**Given task**
Retype each line of the material exactly, please, skipping any picture in it.

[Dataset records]
## BEGIN
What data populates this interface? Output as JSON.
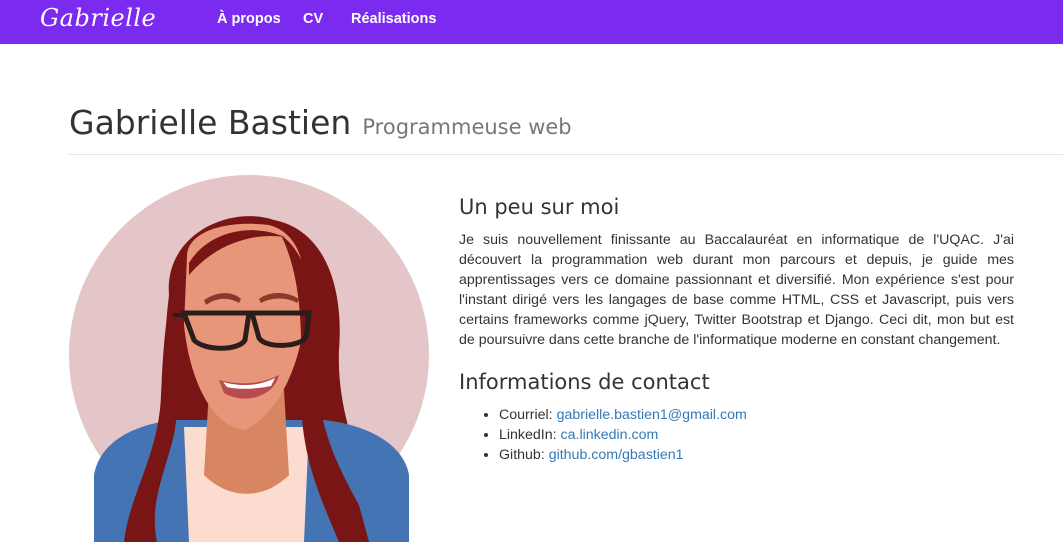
{
  "navbar": {
    "brand": "Gabrielle",
    "links": [
      "À propos",
      "CV",
      "Réalisations"
    ],
    "color": "#7b2bf0"
  },
  "header": {
    "name": "Gabrielle Bastien",
    "subtitle": "Programmeuse web"
  },
  "about": {
    "title": "Un peu sur moi",
    "text": "Je suis nouvellement finissante au Baccalauréat en informatique de l'UQAC. J'ai découvert la programmation web durant mon parcours et depuis, je guide mes apprentissages vers ce domaine passionnant et diversifié. Mon expérience s'est pour l'instant dirigé vers les langages de base comme HTML, CSS et Javascript, puis vers certains frameworks comme jQuery, Twitter Bootstrap et Django. Ceci dit, mon but est de poursuivre dans cette branche de l'informatique moderne en constant changement."
  },
  "contact": {
    "title": "Informations de contact",
    "items": [
      {
        "label": "Courriel:",
        "link": "gabrielle.bastien1@gmail.com"
      },
      {
        "label": "LinkedIn:",
        "link": "ca.linkedin.com"
      },
      {
        "label": "Github:",
        "link": "github.com/gbastien1"
      }
    ],
    "link_color": "#337ab7"
  }
}
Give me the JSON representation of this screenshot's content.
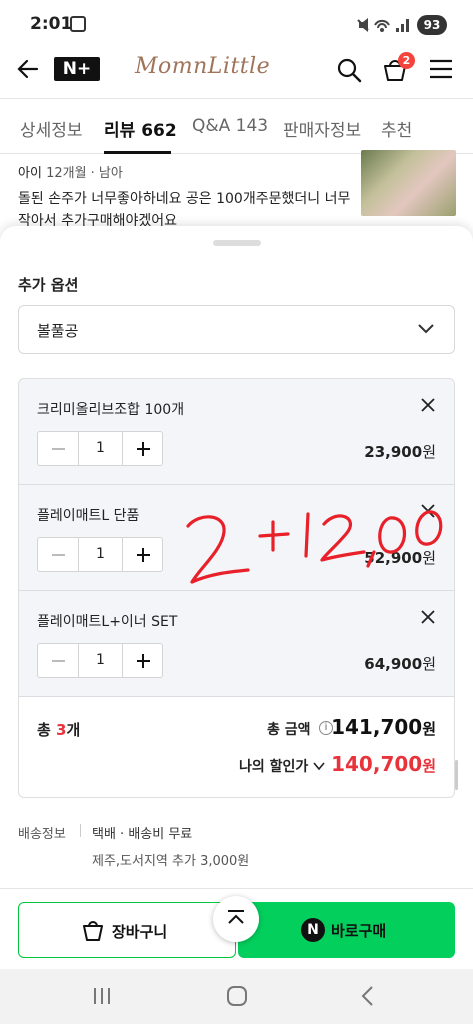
## END
**Full response**
What data populates this interface? Output as JSON.
{
  "navbar": {
    "brand": "Gabrielle",
    "links": [
      "À propos",
      "CV",
      "Réalisations"
    ],
    "color": "#7b2bf0"
  },
  "header": {
    "name": "Gabrielle Bastien",
    "subtitle": "Programmeuse web"
  },
  "about": {
    "title": "Un peu sur moi",
    "text": "Je suis nouvellement finissante au Baccalauréat en informatique de l'UQAC. J'ai découvert la programmation web durant mon parcours et depuis, je guide mes apprentissages vers ce domaine passionnant et diversifié. Mon expérience s'est pour l'instant dirigé vers les langages de base comme HTML, CSS et Javascript, puis vers certains frameworks comme jQuery, Twitter Bootstrap et Django. Ceci dit, mon but est de poursuivre dans cette branche de l'informatique moderne en constant changement."
  },
  "contact": {
    "title": "Informations de contact",
    "items": [
      {
        "label": "Courriel:",
        "link": "gabrielle.bastien1@gmail.com"
      },
      {
        "label": "LinkedIn:",
        "link": "ca.linkedin.com"
      },
      {
        "label": "Github:",
        "link": "github.com/gbastien1"
      }
    ],
    "link_color": "#337ab7"
  }
}
Give me the JSON representation of this screenshot's content.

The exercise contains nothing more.